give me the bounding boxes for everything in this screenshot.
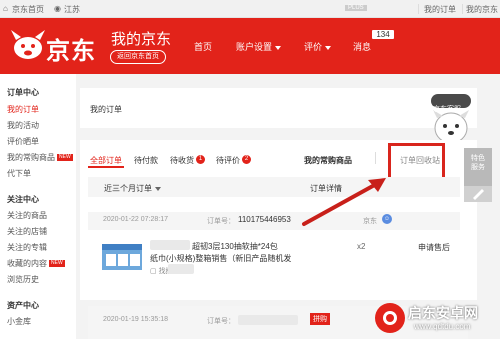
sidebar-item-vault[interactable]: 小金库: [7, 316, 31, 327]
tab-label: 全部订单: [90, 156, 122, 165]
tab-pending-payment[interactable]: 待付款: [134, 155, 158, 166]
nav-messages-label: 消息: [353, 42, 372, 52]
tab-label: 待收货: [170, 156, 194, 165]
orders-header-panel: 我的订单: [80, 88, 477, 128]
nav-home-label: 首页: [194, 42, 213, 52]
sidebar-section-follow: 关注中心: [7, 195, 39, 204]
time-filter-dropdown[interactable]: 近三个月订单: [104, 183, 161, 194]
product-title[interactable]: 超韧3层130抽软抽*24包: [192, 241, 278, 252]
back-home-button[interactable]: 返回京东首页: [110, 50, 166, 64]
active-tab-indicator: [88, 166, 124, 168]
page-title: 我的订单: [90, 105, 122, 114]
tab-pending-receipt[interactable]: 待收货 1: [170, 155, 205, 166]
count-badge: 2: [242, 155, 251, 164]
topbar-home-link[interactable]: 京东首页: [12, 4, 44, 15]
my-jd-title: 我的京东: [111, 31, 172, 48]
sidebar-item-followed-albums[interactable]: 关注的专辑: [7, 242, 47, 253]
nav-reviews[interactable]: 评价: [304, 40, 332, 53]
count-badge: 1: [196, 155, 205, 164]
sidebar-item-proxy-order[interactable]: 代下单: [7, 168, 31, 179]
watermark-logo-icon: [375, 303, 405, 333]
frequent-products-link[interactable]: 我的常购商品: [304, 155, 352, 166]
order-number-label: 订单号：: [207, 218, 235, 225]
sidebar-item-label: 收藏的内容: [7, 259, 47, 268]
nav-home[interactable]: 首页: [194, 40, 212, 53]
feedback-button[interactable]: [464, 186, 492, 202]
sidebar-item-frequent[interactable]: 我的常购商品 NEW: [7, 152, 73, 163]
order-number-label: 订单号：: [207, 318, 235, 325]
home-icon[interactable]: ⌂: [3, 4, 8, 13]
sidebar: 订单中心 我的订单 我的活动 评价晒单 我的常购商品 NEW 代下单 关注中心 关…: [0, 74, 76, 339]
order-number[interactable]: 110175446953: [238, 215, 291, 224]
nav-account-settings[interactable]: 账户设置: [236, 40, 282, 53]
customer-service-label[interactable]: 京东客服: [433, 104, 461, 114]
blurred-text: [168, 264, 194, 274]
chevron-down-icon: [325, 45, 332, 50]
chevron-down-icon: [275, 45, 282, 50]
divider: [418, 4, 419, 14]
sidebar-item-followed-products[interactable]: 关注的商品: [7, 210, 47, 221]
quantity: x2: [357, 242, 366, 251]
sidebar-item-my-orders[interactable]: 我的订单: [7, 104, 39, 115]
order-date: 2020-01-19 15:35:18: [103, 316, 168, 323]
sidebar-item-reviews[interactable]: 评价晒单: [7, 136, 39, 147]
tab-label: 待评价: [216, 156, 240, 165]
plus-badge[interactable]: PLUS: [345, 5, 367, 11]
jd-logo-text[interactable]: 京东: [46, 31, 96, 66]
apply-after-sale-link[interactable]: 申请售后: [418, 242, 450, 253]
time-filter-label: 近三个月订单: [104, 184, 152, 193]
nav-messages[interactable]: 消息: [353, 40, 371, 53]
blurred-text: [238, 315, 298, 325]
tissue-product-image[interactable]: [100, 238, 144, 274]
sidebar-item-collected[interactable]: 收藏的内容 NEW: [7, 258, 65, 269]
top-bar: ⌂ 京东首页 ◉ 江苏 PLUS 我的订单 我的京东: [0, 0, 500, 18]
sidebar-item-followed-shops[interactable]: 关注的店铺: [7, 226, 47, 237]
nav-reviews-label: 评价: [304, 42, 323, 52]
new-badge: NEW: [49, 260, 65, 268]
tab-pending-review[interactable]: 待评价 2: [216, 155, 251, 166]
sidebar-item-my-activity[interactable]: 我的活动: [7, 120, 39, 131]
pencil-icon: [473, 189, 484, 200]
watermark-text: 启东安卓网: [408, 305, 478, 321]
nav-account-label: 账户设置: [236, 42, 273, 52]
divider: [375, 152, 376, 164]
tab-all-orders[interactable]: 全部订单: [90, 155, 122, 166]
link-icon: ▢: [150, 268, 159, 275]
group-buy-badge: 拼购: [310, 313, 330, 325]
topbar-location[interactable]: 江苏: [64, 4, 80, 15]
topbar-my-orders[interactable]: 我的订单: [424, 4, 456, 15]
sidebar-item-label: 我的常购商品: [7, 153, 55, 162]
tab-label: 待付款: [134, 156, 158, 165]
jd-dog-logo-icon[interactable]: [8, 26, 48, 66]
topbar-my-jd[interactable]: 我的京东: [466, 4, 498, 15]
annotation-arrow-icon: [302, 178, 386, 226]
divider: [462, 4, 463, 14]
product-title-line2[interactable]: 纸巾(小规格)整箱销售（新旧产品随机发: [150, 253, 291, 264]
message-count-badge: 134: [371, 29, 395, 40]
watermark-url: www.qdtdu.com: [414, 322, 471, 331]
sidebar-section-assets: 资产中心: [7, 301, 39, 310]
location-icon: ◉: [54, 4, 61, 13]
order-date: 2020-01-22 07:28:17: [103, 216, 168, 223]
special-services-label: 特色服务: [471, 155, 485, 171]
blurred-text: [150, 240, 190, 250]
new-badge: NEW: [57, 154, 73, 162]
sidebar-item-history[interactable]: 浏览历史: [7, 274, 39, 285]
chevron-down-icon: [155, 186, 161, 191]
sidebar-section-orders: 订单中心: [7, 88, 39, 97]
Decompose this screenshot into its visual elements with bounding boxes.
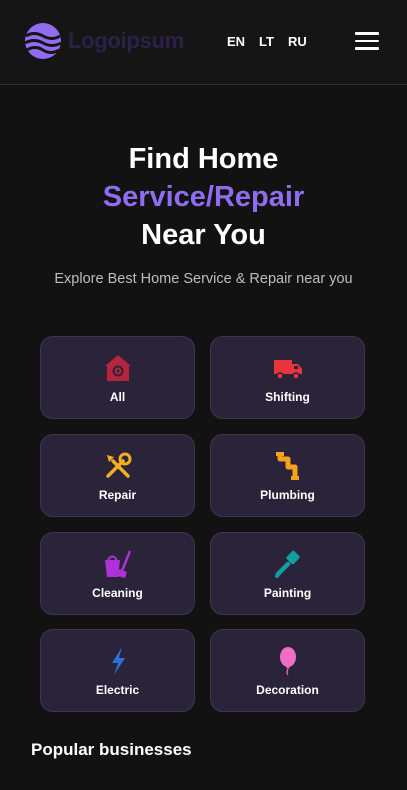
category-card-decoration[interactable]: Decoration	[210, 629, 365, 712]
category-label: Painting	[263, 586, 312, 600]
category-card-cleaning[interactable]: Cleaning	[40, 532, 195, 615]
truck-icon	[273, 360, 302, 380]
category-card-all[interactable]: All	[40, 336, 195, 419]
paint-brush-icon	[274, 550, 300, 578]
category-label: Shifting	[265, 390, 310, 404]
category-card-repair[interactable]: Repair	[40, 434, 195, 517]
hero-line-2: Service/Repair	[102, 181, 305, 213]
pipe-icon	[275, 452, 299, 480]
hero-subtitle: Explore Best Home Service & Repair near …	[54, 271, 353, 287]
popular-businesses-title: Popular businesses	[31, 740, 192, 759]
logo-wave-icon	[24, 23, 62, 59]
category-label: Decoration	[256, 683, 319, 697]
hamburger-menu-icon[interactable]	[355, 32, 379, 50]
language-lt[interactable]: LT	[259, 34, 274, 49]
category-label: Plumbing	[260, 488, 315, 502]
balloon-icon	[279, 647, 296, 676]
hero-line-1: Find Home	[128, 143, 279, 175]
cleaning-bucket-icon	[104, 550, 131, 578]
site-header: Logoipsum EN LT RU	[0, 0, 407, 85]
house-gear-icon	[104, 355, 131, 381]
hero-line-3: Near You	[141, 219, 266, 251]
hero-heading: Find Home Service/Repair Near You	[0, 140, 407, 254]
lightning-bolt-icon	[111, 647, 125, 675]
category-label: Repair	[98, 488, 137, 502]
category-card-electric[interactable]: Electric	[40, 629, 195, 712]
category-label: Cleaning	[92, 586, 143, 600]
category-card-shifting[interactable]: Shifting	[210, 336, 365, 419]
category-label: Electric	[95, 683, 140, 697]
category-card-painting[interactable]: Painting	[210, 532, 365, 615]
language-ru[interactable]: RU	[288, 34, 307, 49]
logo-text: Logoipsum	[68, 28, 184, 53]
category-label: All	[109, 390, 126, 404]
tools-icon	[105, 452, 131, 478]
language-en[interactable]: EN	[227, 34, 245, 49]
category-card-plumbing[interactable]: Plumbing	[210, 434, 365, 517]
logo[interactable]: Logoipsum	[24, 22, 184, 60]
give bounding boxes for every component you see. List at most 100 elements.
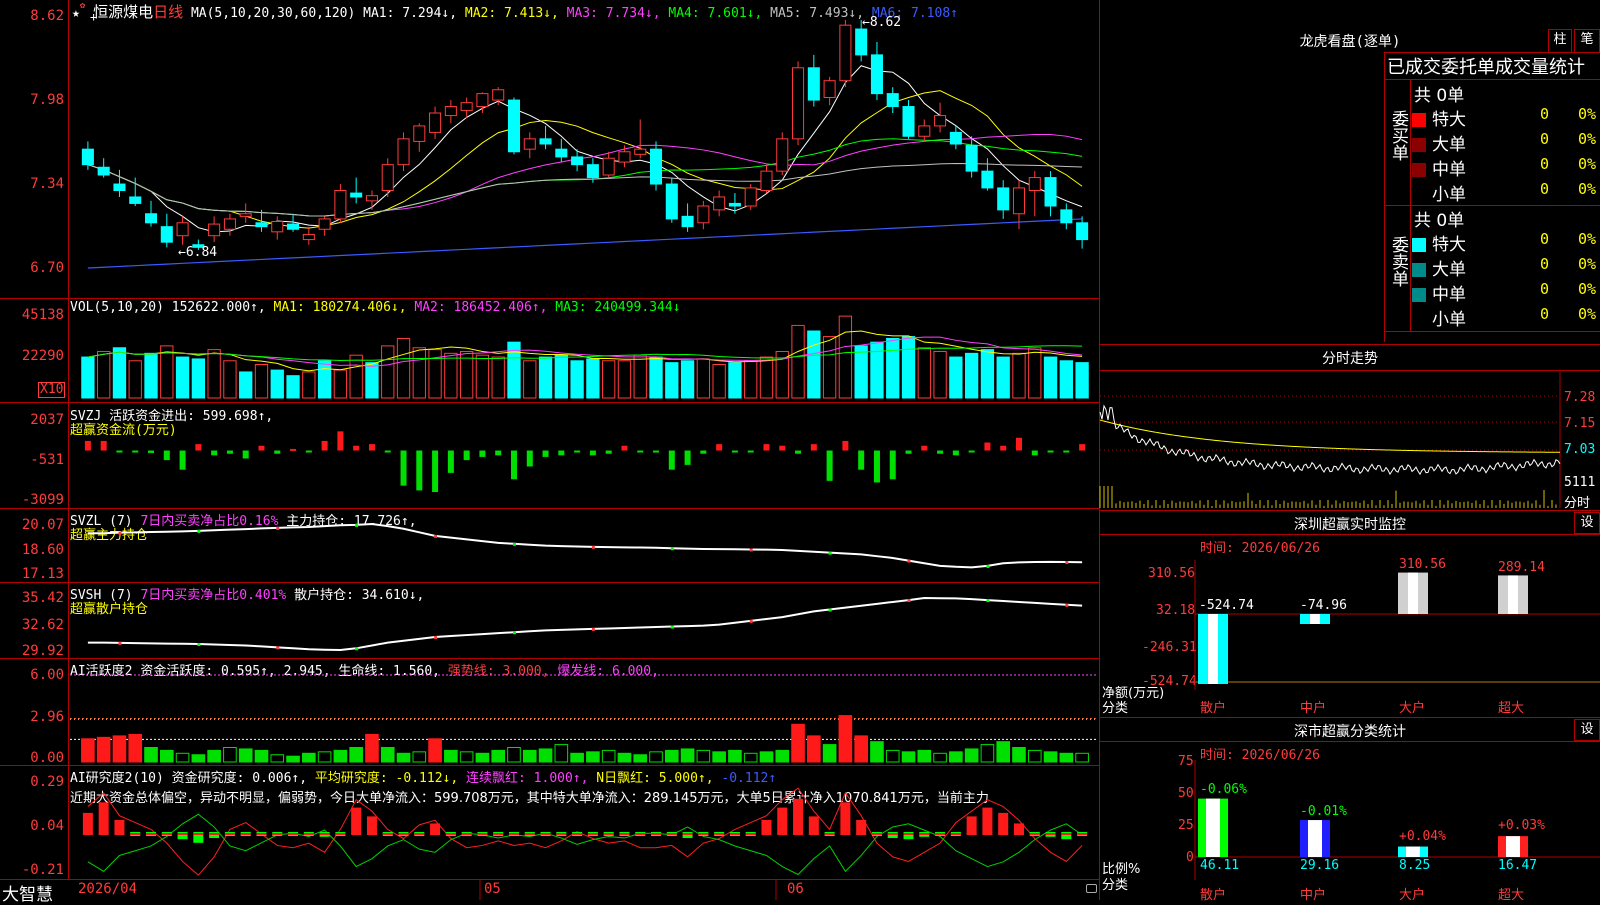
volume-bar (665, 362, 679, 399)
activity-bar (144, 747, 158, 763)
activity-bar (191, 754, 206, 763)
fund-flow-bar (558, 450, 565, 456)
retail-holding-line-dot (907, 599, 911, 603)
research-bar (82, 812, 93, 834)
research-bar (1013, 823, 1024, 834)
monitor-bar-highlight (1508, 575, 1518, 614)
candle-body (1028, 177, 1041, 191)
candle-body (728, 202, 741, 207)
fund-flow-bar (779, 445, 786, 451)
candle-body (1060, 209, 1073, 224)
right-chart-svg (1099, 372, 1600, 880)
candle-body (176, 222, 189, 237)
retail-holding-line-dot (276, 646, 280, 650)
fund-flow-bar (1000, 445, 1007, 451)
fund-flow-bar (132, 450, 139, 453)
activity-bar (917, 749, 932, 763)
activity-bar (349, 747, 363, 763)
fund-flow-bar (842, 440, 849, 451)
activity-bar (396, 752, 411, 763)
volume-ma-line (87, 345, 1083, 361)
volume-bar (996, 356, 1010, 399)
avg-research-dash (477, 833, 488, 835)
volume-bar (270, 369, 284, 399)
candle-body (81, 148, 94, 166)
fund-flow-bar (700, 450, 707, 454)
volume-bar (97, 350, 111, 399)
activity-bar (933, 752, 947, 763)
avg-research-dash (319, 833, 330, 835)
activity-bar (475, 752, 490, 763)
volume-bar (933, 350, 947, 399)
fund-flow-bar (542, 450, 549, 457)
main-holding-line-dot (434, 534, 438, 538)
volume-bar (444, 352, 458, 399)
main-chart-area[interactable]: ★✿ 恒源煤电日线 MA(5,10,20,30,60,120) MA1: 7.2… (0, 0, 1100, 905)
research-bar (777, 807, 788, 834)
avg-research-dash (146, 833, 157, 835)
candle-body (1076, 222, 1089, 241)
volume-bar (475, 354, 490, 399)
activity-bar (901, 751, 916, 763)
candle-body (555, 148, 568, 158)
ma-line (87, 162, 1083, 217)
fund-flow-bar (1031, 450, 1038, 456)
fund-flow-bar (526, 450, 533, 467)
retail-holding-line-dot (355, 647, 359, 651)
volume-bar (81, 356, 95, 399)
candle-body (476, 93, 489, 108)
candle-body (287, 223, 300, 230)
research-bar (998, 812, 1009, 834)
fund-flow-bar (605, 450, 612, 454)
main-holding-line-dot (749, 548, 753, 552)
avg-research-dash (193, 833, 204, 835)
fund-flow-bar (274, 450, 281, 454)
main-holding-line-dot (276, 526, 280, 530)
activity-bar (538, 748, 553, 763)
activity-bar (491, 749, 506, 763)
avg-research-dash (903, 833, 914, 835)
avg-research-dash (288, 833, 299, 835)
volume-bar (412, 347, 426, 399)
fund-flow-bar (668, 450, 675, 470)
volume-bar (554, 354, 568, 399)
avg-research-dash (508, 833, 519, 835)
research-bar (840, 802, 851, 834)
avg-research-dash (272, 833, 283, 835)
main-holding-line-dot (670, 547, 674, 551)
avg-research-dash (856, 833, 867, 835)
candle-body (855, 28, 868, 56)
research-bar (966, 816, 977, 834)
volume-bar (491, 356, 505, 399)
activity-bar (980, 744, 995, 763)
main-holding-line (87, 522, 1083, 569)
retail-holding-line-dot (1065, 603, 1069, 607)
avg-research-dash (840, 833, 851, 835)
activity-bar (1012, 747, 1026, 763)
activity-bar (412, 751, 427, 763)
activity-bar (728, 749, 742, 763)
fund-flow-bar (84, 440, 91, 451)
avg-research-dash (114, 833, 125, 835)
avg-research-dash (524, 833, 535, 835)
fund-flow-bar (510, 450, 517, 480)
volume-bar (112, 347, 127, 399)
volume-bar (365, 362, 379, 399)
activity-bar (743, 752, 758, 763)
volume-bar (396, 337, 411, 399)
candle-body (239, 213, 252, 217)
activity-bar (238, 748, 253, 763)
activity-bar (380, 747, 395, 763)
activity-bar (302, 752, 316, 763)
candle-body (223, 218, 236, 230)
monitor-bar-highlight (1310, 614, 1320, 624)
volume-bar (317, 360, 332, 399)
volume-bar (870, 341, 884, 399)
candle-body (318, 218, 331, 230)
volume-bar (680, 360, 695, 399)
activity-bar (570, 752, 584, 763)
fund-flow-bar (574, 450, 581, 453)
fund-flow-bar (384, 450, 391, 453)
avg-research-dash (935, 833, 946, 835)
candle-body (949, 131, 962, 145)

● YOUR INSTRUCTIONS
Copy out the stretch of the data from the line containing "sidebar-item-vault[interactable]: 小金库: [7, 316, 31, 327]" through the line containing "sidebar-section-follow: 关注中心: [7, 195, 39, 204]", both included, character for character.

● SOLUTION TO THIS TASK
sidebar-item-vault[interactable]: 小金库: [7, 316, 31, 327]
tab-label: 全部订单: [90, 156, 122, 165]
tab-pending-payment[interactable]: 待付款: [134, 155, 158, 166]
nav-messages-label: 消息: [353, 42, 372, 52]
tab-label: 待收货: [170, 156, 194, 165]
orders-header-panel: 我的订单: [80, 88, 477, 128]
nav-home-label: 首页: [194, 42, 213, 52]
sidebar-section-follow: 关注中心: [7, 195, 39, 204]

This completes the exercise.